> Available data
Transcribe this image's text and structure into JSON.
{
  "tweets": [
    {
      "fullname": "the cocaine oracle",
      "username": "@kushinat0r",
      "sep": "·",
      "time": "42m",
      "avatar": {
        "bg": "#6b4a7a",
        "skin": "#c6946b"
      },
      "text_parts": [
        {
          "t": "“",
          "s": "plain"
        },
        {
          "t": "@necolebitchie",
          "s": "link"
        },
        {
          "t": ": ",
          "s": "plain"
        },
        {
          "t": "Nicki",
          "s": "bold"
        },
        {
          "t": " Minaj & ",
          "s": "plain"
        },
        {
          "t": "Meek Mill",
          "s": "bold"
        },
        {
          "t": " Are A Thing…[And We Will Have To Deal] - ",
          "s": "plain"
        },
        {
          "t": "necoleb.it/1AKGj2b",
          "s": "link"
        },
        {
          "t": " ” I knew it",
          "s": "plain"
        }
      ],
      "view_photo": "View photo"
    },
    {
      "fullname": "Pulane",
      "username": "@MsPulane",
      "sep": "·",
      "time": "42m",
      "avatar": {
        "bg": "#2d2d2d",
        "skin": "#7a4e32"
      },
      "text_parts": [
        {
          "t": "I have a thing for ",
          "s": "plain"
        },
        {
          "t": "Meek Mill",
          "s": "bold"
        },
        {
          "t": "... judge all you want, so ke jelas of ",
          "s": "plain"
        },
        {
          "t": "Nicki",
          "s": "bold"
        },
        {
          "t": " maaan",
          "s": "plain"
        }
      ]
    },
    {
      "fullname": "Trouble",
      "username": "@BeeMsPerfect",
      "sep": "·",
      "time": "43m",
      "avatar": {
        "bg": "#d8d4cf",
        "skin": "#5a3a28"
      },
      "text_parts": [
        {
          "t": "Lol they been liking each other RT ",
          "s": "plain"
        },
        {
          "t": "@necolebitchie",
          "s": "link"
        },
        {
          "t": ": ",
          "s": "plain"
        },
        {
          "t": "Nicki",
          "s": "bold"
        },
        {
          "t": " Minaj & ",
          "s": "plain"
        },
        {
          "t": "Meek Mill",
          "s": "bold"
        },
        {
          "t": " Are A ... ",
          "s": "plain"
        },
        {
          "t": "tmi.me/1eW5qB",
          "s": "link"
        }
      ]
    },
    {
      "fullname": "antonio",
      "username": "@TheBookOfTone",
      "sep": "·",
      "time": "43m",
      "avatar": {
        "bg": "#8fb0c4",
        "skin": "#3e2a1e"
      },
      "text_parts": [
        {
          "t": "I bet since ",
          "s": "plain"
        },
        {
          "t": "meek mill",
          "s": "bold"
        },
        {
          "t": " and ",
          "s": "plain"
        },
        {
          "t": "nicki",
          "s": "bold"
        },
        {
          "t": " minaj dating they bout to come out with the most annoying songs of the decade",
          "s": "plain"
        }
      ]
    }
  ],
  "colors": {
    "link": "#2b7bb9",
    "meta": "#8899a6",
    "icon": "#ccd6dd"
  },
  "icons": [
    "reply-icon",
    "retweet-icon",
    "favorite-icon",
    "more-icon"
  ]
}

> Directions for this task
All the data must be duplicated exactly, with nothing added or removed.

> The response
Transcribe this image's text and structure into JSON.
{
  "tweets": [
    {
      "fullname": "the cocaine oracle",
      "username": "@kushinat0r",
      "sep": "·",
      "time": "42m",
      "avatar": {
        "bg": "#6b4a7a",
        "skin": "#c6946b"
      },
      "text_parts": [
        {
          "t": "“",
          "s": "plain"
        },
        {
          "t": "@necolebitchie",
          "s": "link"
        },
        {
          "t": ": ",
          "s": "plain"
        },
        {
          "t": "Nicki",
          "s": "bold"
        },
        {
          "t": " Minaj & ",
          "s": "plain"
        },
        {
          "t": "Meek Mill",
          "s": "bold"
        },
        {
          "t": " Are A Thing…[And We Will Have To Deal] - ",
          "s": "plain"
        },
        {
          "t": "necoleb.it/1AKGj2b",
          "s": "link"
        },
        {
          "t": " ” I knew it",
          "s": "plain"
        }
      ],
      "view_photo": "View photo"
    },
    {
      "fullname": "Pulane",
      "username": "@MsPulane",
      "sep": "·",
      "time": "42m",
      "avatar": {
        "bg": "#2d2d2d",
        "skin": "#7a4e32"
      },
      "text_parts": [
        {
          "t": "I have a thing for ",
          "s": "plain"
        },
        {
          "t": "Meek Mill",
          "s": "bold"
        },
        {
          "t": "... judge all you want, so ke jelas of ",
          "s": "plain"
        },
        {
          "t": "Nicki",
          "s": "bold"
        },
        {
          "t": " maaan",
          "s": "plain"
        }
      ]
    },
    {
      "fullname": "Trouble",
      "username": "@BeeMsPerfect",
      "sep": "·",
      "time": "43m",
      "avatar": {
        "bg": "#d8d4cf",
        "skin": "#5a3a28"
      },
      "text_parts": [
        {
          "t": "Lol they been liking each other RT ",
          "s": "plain"
        },
        {
          "t": "@necolebitchie",
          "s": "link"
        },
        {
          "t": ": ",
          "s": "plain"
        },
        {
          "t": "Nicki",
          "s": "bold"
        },
        {
          "t": " Minaj & ",
          "s": "plain"
        },
        {
          "t": "Meek Mill",
          "s": "bold"
        },
        {
          "t": " Are A ... ",
          "s": "plain"
        },
        {
          "t": "tmi.me/1eW5qB",
          "s": "link"
        }
      ]
    },
    {
      "fullname": "antonio",
      "username": "@TheBookOfTone",
      "sep": "·",
      "time": "43m",
      "avatar": {
        "bg": "#8fb0c4",
        "skin": "#3e2a1e"
      },
      "text_parts": [
        {
          "t": "I bet since ",
          "s": "plain"
        },
        {
          "t": "meek mill",
          "s": "bold"
        },
        {
          "t": " and ",
          "s": "plain"
        },
        {
          "t": "nicki",
          "s": "bold"
        },
        {
          "t": " minaj dating they bout to come out with the most annoying songs of the decade",
          "s": "plain"
        }
      ]
    }
  ],
  "colors": {
    "link": "#2b7bb9",
    "meta": "#8899a6",
    "icon": "#ccd6dd"
  },
  "icons": [
    "reply-icon",
    "retweet-icon",
    "favorite-icon",
    "more-icon"
  ]
}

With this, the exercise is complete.